> **Exercise requirements**: Identify each line holding the string "number" and copy it.

## START Given information

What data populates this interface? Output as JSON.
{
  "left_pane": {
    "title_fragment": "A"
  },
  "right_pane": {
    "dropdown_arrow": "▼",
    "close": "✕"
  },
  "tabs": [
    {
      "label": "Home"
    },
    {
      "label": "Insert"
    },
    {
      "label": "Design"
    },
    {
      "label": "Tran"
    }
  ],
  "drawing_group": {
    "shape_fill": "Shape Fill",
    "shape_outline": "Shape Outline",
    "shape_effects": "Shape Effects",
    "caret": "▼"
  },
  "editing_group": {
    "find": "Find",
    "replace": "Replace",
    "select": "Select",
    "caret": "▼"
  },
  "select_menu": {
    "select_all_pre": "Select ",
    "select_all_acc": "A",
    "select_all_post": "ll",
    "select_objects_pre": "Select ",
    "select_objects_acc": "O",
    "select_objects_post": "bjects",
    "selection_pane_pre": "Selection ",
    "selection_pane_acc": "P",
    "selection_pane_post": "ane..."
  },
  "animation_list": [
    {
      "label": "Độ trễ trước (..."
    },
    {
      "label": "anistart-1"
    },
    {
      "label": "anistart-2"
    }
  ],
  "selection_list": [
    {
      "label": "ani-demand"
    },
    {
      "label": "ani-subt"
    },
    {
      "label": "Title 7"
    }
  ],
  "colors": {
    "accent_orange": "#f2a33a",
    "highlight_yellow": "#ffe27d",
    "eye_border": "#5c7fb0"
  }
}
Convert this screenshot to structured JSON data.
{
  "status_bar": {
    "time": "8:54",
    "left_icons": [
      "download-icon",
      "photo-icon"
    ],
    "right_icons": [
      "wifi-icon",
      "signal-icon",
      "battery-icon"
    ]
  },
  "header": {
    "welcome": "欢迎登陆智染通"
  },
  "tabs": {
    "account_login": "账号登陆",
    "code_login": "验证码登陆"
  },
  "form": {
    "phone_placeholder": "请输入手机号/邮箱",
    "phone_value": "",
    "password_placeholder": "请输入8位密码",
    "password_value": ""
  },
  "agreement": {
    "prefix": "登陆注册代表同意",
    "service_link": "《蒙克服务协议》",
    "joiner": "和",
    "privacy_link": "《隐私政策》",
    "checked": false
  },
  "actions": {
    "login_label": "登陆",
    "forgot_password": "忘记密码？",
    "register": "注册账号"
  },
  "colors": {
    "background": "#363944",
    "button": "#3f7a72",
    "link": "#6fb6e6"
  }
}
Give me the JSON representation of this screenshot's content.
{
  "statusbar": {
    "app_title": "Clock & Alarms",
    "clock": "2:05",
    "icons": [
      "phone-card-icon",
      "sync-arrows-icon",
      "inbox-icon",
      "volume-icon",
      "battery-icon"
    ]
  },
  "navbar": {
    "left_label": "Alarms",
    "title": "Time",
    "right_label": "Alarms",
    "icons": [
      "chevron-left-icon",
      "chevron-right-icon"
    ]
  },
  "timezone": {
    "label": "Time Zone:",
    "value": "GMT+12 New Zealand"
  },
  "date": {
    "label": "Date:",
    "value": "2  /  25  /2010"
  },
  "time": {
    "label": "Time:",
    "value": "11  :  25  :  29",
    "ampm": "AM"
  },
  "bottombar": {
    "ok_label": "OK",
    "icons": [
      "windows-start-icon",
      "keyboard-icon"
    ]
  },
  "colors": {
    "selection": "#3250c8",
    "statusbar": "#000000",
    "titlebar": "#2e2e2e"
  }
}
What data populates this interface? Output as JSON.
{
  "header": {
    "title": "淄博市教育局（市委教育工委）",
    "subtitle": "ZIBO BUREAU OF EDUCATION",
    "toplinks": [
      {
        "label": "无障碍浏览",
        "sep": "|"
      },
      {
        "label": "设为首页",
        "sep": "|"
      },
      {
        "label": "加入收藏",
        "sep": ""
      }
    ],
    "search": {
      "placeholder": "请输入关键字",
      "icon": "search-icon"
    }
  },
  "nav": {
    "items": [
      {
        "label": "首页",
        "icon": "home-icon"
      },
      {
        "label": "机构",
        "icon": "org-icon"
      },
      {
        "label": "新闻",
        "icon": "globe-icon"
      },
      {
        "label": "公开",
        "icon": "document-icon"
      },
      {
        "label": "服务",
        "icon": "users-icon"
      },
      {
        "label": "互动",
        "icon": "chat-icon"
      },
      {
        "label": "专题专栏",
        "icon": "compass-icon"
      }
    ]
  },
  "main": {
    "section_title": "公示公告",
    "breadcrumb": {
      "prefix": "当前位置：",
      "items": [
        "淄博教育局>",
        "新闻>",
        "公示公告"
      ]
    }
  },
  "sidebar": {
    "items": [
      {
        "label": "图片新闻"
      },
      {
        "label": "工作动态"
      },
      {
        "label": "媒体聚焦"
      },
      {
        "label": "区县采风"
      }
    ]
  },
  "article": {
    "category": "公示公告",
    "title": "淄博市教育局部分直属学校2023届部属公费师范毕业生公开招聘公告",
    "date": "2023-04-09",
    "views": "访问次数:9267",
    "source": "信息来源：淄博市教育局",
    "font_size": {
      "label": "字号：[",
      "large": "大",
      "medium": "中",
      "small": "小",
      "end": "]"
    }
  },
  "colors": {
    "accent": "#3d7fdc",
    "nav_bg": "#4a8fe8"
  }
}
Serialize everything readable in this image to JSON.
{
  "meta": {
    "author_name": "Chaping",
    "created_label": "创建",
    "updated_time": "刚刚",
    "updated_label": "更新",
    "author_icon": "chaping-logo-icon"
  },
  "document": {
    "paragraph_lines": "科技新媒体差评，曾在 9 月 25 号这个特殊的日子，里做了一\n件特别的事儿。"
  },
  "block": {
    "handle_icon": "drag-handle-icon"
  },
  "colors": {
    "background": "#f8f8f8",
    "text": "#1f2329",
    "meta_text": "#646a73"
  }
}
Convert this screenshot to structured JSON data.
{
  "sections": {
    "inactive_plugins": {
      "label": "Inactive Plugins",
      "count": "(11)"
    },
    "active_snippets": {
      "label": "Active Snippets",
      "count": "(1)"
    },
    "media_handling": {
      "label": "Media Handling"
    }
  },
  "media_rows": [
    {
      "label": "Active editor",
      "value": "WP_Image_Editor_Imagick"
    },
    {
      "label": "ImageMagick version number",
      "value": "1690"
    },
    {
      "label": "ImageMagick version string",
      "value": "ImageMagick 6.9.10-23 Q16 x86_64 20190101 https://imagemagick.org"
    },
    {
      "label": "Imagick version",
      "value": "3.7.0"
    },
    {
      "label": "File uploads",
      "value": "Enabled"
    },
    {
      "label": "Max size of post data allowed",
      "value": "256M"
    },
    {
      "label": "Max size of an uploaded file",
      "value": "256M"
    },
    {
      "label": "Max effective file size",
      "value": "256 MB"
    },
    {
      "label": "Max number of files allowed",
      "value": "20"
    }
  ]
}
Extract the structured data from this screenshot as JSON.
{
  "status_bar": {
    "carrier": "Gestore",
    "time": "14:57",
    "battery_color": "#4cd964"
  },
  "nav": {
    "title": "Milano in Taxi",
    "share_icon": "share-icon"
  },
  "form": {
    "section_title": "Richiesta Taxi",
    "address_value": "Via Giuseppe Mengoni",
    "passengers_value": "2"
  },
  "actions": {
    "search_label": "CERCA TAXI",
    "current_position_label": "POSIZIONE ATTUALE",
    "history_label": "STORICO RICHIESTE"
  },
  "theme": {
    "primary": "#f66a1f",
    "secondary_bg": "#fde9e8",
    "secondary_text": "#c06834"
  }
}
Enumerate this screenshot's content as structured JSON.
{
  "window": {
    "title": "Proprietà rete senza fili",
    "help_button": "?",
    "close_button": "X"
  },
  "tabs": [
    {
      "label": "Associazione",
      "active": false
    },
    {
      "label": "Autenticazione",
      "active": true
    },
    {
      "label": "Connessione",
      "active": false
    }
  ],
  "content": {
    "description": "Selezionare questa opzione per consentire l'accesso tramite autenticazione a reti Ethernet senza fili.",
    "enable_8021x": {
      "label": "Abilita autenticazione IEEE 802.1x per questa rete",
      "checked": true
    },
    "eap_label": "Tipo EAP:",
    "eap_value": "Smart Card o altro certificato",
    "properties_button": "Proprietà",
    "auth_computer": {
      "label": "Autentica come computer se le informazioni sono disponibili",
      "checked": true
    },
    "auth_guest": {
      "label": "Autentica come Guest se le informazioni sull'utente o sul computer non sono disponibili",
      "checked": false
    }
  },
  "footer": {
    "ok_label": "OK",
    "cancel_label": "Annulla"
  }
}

## END Given information

> **Exercise solution**:
      "label": "ImageMagick version number",
      "label": "Max number of files allowed",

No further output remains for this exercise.